TO BE DONE
Will you transcribe all the entries word for word, skipping the pictures they hold?

DATA FOR THE TASK
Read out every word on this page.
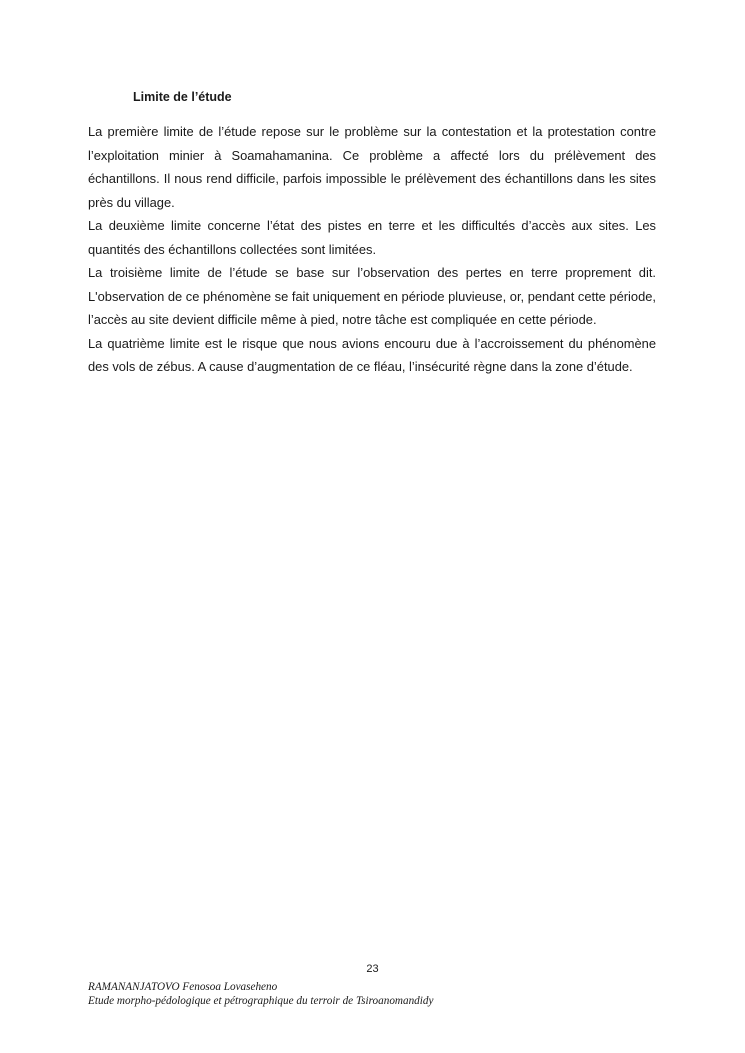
Limite de l’étude

La première limite de l’étude repose sur le problème sur la contestation et la protestation contre l’exploitation minier à Soamahamanina. Ce problème a affecté lors du prélèvement des échantillons. Il nous rend difficile, parfois impossible le prélèvement des échantillons dans les sites près du village.

La deuxième limite concerne l’état des pistes en terre et les difficultés d’accès aux sites. Les quantités des échantillons collectées sont limitées.

La troisième limite de l’étude se base sur l’observation des pertes en terre proprement dit. L'observation de ce phénomène se fait uniquement en période pluvieuse, or, pendant cette période, l’accès au site devient difficile même à pied, notre tâche est compliquée en cette période.

La quatrième limite est le risque que nous avions encouru due à l’accroissement du phénomène des vols de zébus. A cause d’augmentation de ce fléau, l’insécurité règne dans la zone d’étude.

23
RAMANANJATOVO Fenosoa Lovaseheno
Etude morpho-pédologique et pétrographique du terroir de Tsiroanomandidy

RESPONSE TO THIS EXERCISE
Read out every word on this page.
Limite de l’étude

La première limite de l’étude repose sur le problème sur la contestation et la protestation contre l’exploitation minier à Soamahamanina. Ce problème a affecté lors du prélèvement des échantillons. Il nous rend difficile, parfois impossible le prélèvement des échantillons dans les sites près du village.

La deuxième limite concerne l’état des pistes en terre et les difficultés d’accès aux sites. Les quantités des échantillons collectées sont limitées.

La troisième limite de l’étude se base sur l’observation des pertes en terre proprement dit. L'observation de ce phénomène se fait uniquement en période pluvieuse, or, pendant cette période, l’accès au site devient difficile même à pied, notre tâche est compliquée en cette période.

La quatrième limite est le risque que nous avions encouru due à l’accroissement du phénomène des vols de zébus. A cause d’augmentation de ce fléau, l’insécurité règne dans la zone d’étude.

23
RAMANANJATOVO Fenosoa Lovaseheno
Etude morpho-pédologique et pétrographique du terroir de Tsiroanomandidy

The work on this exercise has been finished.